[Data records]
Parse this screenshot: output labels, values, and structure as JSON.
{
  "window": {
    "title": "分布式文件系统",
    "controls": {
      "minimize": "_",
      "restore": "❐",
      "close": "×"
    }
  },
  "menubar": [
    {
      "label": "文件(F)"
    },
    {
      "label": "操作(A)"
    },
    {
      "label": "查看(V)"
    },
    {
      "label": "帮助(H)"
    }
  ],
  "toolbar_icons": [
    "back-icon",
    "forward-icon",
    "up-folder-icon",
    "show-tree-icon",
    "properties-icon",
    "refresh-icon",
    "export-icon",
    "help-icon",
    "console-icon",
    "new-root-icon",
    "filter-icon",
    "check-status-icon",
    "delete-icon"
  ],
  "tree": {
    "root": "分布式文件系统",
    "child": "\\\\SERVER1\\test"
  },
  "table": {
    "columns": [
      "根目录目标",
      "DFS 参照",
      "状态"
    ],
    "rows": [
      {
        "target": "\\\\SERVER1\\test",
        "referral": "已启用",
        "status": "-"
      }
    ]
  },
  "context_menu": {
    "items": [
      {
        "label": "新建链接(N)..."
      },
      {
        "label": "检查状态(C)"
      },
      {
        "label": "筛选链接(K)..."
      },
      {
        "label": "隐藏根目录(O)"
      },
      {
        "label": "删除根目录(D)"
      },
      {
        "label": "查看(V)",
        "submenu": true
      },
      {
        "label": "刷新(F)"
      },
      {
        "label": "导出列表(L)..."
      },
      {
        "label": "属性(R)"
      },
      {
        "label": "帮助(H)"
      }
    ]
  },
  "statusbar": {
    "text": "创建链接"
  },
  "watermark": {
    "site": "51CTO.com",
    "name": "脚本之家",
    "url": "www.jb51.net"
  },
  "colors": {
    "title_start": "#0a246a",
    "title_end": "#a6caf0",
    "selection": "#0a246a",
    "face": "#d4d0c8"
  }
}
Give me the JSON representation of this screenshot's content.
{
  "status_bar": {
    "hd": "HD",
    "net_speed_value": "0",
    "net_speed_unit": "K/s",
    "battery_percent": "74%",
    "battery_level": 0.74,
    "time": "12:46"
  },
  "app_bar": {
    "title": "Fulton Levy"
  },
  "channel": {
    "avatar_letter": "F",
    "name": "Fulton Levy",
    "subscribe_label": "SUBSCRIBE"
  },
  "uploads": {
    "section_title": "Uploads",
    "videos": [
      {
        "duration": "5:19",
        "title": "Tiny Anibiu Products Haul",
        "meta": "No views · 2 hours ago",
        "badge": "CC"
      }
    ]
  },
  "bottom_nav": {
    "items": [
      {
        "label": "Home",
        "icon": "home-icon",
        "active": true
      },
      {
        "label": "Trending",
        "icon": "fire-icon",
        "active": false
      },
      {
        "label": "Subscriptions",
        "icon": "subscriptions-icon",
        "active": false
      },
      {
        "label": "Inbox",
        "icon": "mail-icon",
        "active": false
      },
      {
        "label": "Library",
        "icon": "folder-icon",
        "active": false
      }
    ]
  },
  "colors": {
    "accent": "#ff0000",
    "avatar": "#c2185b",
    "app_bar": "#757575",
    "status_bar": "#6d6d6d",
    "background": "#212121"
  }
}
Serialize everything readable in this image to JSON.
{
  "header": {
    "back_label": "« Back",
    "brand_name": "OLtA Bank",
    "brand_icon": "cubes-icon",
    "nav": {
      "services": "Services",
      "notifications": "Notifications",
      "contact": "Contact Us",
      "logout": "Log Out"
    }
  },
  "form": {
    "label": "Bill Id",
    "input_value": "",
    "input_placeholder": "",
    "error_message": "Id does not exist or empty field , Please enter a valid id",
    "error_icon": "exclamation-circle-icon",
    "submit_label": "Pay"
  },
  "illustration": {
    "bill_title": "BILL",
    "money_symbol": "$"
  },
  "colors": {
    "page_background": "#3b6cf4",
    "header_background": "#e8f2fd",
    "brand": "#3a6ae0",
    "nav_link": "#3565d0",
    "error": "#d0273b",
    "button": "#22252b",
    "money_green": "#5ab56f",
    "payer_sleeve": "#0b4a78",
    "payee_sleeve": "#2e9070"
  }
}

> What is expected:
From the entries, report each line that includes the word "test".

> The completed task:
    "child": "\\\\SERVER1\\test"
        "target": "\\\\SERVER1\\test",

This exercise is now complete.